» PROBLEM REQUIREMENTS: Return each line of the listing below, unchanged, and omit the images.

Records about charts and figures
%%

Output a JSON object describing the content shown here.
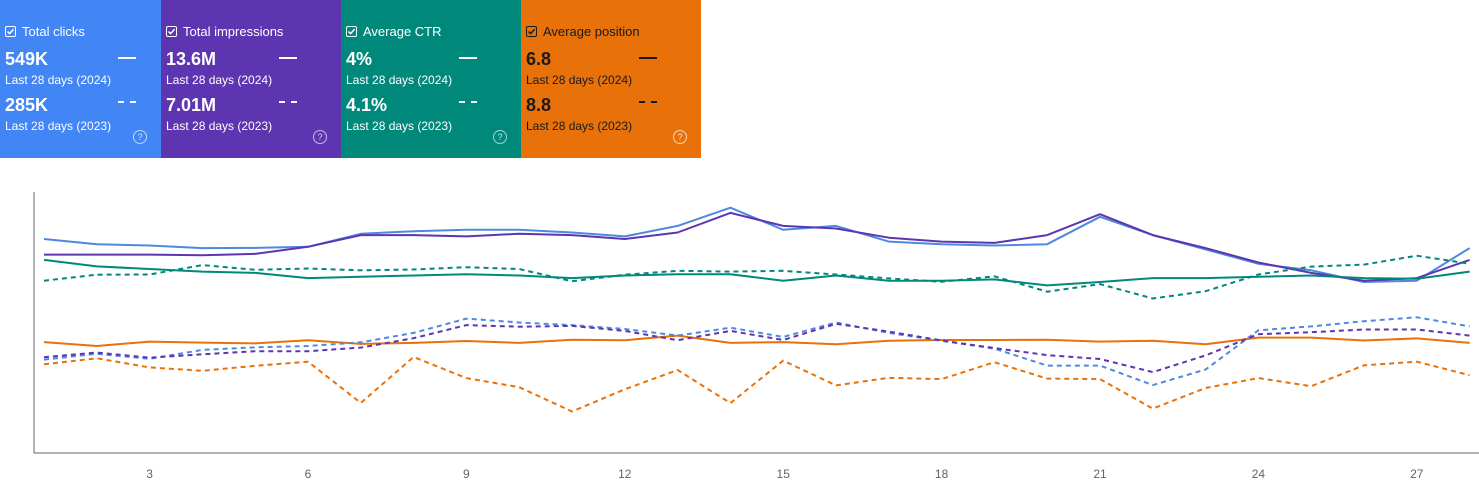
{
  "metrics": [
    {
      "label": "Total clicks",
      "current": "549K",
      "current_period": "Last 28 days (2024)",
      "previous": "285K",
      "previous_period": "Last 28 days (2023)",
      "color": "#4285f4"
    },
    {
      "label": "Total impressions",
      "current": "13.6M",
      "current_period": "Last 28 days (2024)",
      "previous": "7.01M",
      "previous_period": "Last 28 days (2023)",
      "color": "#5e35b1"
    },
    {
      "label": "Average CTR",
      "current": "4%",
      "current_period": "Last 28 days (2024)",
      "previous": "4.1%",
      "previous_period": "Last 28 days (2023)",
      "color": "#00897b"
    },
    {
      "label": "Average position",
      "current": "6.8",
      "current_period": "Last 28 days (2024)",
      "previous": "8.8",
      "previous_period": "Last 28 days (2023)",
      "color": "#e8710a"
    }
  ],
  "chart_data": {
    "type": "line",
    "x": [
      1,
      2,
      3,
      4,
      5,
      6,
      7,
      8,
      9,
      10,
      11,
      12,
      13,
      14,
      15,
      16,
      17,
      18,
      19,
      20,
      21,
      22,
      23,
      24,
      25,
      26,
      27,
      28
    ],
    "xticks": [
      "3",
      "6",
      "9",
      "12",
      "15",
      "18",
      "21",
      "24",
      "27"
    ],
    "xtick_values": [
      3,
      6,
      9,
      12,
      15,
      18,
      21,
      24,
      27
    ],
    "ylim": [
      0,
      100
    ],
    "series": [
      {
        "name": "Total clicks (2024)",
        "color": "#4e88e0",
        "dash": false,
        "values": [
          82,
          80,
          79.5,
          78.5,
          78.6,
          79,
          84,
          85,
          85.5,
          85.5,
          84.5,
          83,
          87,
          94,
          85.5,
          87,
          81,
          80,
          79.5,
          80,
          90.5,
          83.5,
          78,
          72.5,
          70,
          65.5,
          66,
          78.5
        ]
      },
      {
        "name": "Total impressions (2024)",
        "color": "#5e35b1",
        "dash": false,
        "values": [
          76,
          76,
          76,
          75.8,
          76.3,
          79,
          83.5,
          83.5,
          83,
          84,
          83.5,
          82,
          84.5,
          92,
          87,
          86,
          82.5,
          81,
          80.5,
          83.5,
          91.5,
          83.5,
          78.5,
          73,
          69,
          66,
          67,
          74
        ]
      },
      {
        "name": "Average CTR (2024)",
        "color": "#00897b",
        "dash": false,
        "values": [
          74,
          71.5,
          70.5,
          69.5,
          69,
          67,
          67.5,
          68,
          68.5,
          68,
          67,
          68,
          68.5,
          68.5,
          66,
          68,
          66,
          66,
          66.5,
          64.2,
          65.5,
          67,
          67,
          67.5,
          68,
          67,
          66.8,
          69.5
        ]
      },
      {
        "name": "Average position (2024)",
        "color": "#e8710a",
        "dash": false,
        "values": [
          42.5,
          41,
          42.7,
          42.3,
          42,
          43.2,
          41.8,
          42.2,
          42.9,
          42.2,
          43.4,
          43.2,
          45,
          42.2,
          42.5,
          41.7,
          43,
          43.3,
          43.3,
          43.4,
          42.7,
          43,
          41.7,
          44.2,
          44.2,
          43.1,
          43.9,
          42.2
        ]
      },
      {
        "name": "Total clicks (2023)",
        "color": "#4e88e0",
        "dash": true,
        "values": [
          35.8,
          38,
          36.1,
          39.5,
          40.5,
          41,
          42.4,
          46,
          51.5,
          50,
          49,
          47.5,
          45,
          48,
          44.5,
          50,
          46,
          43,
          40,
          33.5,
          33.5,
          26,
          32,
          47,
          48.5,
          50.5,
          52,
          48.5
        ]
      },
      {
        "name": "Total impressions (2023)",
        "color": "#5e35b1",
        "dash": true,
        "values": [
          36.7,
          38.5,
          36.5,
          37.8,
          39,
          39,
          40.4,
          44,
          49,
          48.4,
          48.7,
          46.8,
          43.2,
          46.8,
          43.3,
          49.5,
          46.5,
          43.1,
          40.2,
          37.5,
          36,
          31,
          37.4,
          45.5,
          46.3,
          47.3,
          47.3,
          45
        ]
      },
      {
        "name": "Average CTR (2023)",
        "color": "#00897b",
        "dash": true,
        "values": [
          66,
          68.3,
          68.4,
          72,
          70.2,
          70.7,
          70,
          70.3,
          71.2,
          70.5,
          65.8,
          68.3,
          69.8,
          69.5,
          69.8,
          68.4,
          66.9,
          65.6,
          67.7,
          61.8,
          64.7,
          59.2,
          62,
          68.4,
          71.4,
          72.2,
          75.6,
          72.5
        ]
      },
      {
        "name": "Average position (2023)",
        "color": "#e8710a",
        "dash": true,
        "values": [
          34,
          36.3,
          32.8,
          31.5,
          33.4,
          35,
          19.2,
          36.8,
          28.7,
          25.2,
          15.9,
          24.4,
          31.8,
          19.1,
          35.4,
          25.9,
          28.8,
          28.3,
          34.8,
          28.5,
          28.3,
          17,
          24.9,
          28.7,
          25.6,
          33.6,
          35,
          29.8
        ]
      }
    ]
  }
}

%%

» RESULT:
Output a JSON object describing the content shown here.
{
  "metrics": [
    {
      "label": "Total clicks",
      "current": "549K",
      "current_period": "Last 28 days (2024)",
      "previous": "285K",
      "previous_period": "Last 28 days (2023)",
      "color": "#4285f4"
    },
    {
      "label": "Total impressions",
      "current": "13.6M",
      "current_period": "Last 28 days (2024)",
      "previous": "7.01M",
      "previous_period": "Last 28 days (2023)",
      "color": "#5e35b1"
    },
    {
      "label": "Average CTR",
      "current": "4%",
      "current_period": "Last 28 days (2024)",
      "previous": "4.1%",
      "previous_period": "Last 28 days (2023)",
      "color": "#00897b"
    },
    {
      "label": "Average position",
      "current": "6.8",
      "current_period": "Last 28 days (2024)",
      "previous": "8.8",
      "previous_period": "Last 28 days (2023)",
      "color": "#e8710a"
    }
  ],
  "chart_data": {
    "type": "line",
    "x": [
      1,
      2,
      3,
      4,
      5,
      6,
      7,
      8,
      9,
      10,
      11,
      12,
      13,
      14,
      15,
      16,
      17,
      18,
      19,
      20,
      21,
      22,
      23,
      24,
      25,
      26,
      27,
      28
    ],
    "xticks": [
      "3",
      "6",
      "9",
      "12",
      "15",
      "18",
      "21",
      "24",
      "27"
    ],
    "xtick_values": [
      3,
      6,
      9,
      12,
      15,
      18,
      21,
      24,
      27
    ],
    "ylim": [
      0,
      100
    ],
    "series": [
      {
        "name": "Total clicks (2024)",
        "color": "#4e88e0",
        "dash": false,
        "values": [
          82,
          80,
          79.5,
          78.5,
          78.6,
          79,
          84,
          85,
          85.5,
          85.5,
          84.5,
          83,
          87,
          94,
          85.5,
          87,
          81,
          80,
          79.5,
          80,
          90.5,
          83.5,
          78,
          72.5,
          70,
          65.5,
          66,
          78.5
        ]
      },
      {
        "name": "Total impressions (2024)",
        "color": "#5e35b1",
        "dash": false,
        "values": [
          76,
          76,
          76,
          75.8,
          76.3,
          79,
          83.5,
          83.5,
          83,
          84,
          83.5,
          82,
          84.5,
          92,
          87,
          86,
          82.5,
          81,
          80.5,
          83.5,
          91.5,
          83.5,
          78.5,
          73,
          69,
          66,
          67,
          74
        ]
      },
      {
        "name": "Average CTR (2024)",
        "color": "#00897b",
        "dash": false,
        "values": [
          74,
          71.5,
          70.5,
          69.5,
          69,
          67,
          67.5,
          68,
          68.5,
          68,
          67,
          68,
          68.5,
          68.5,
          66,
          68,
          66,
          66,
          66.5,
          64.2,
          65.5,
          67,
          67,
          67.5,
          68,
          67,
          66.8,
          69.5
        ]
      },
      {
        "name": "Average position (2024)",
        "color": "#e8710a",
        "dash": false,
        "values": [
          42.5,
          41,
          42.7,
          42.3,
          42,
          43.2,
          41.8,
          42.2,
          42.9,
          42.2,
          43.4,
          43.2,
          45,
          42.2,
          42.5,
          41.7,
          43,
          43.3,
          43.3,
          43.4,
          42.7,
          43,
          41.7,
          44.2,
          44.2,
          43.1,
          43.9,
          42.2
        ]
      },
      {
        "name": "Total clicks (2023)",
        "color": "#4e88e0",
        "dash": true,
        "values": [
          35.8,
          38,
          36.1,
          39.5,
          40.5,
          41,
          42.4,
          46,
          51.5,
          50,
          49,
          47.5,
          45,
          48,
          44.5,
          50,
          46,
          43,
          40,
          33.5,
          33.5,
          26,
          32,
          47,
          48.5,
          50.5,
          52,
          48.5
        ]
      },
      {
        "name": "Total impressions (2023)",
        "color": "#5e35b1",
        "dash": true,
        "values": [
          36.7,
          38.5,
          36.5,
          37.8,
          39,
          39,
          40.4,
          44,
          49,
          48.4,
          48.7,
          46.8,
          43.2,
          46.8,
          43.3,
          49.5,
          46.5,
          43.1,
          40.2,
          37.5,
          36,
          31,
          37.4,
          45.5,
          46.3,
          47.3,
          47.3,
          45
        ]
      },
      {
        "name": "Average CTR (2023)",
        "color": "#00897b",
        "dash": true,
        "values": [
          66,
          68.3,
          68.4,
          72,
          70.2,
          70.7,
          70,
          70.3,
          71.2,
          70.5,
          65.8,
          68.3,
          69.8,
          69.5,
          69.8,
          68.4,
          66.9,
          65.6,
          67.7,
          61.8,
          64.7,
          59.2,
          62,
          68.4,
          71.4,
          72.2,
          75.6,
          72.5
        ]
      },
      {
        "name": "Average position (2023)",
        "color": "#e8710a",
        "dash": true,
        "values": [
          34,
          36.3,
          32.8,
          31.5,
          33.4,
          35,
          19.2,
          36.8,
          28.7,
          25.2,
          15.9,
          24.4,
          31.8,
          19.1,
          35.4,
          25.9,
          28.8,
          28.3,
          34.8,
          28.5,
          28.3,
          17,
          24.9,
          28.7,
          25.6,
          33.6,
          35,
          29.8
        ]
      }
    ]
  }
}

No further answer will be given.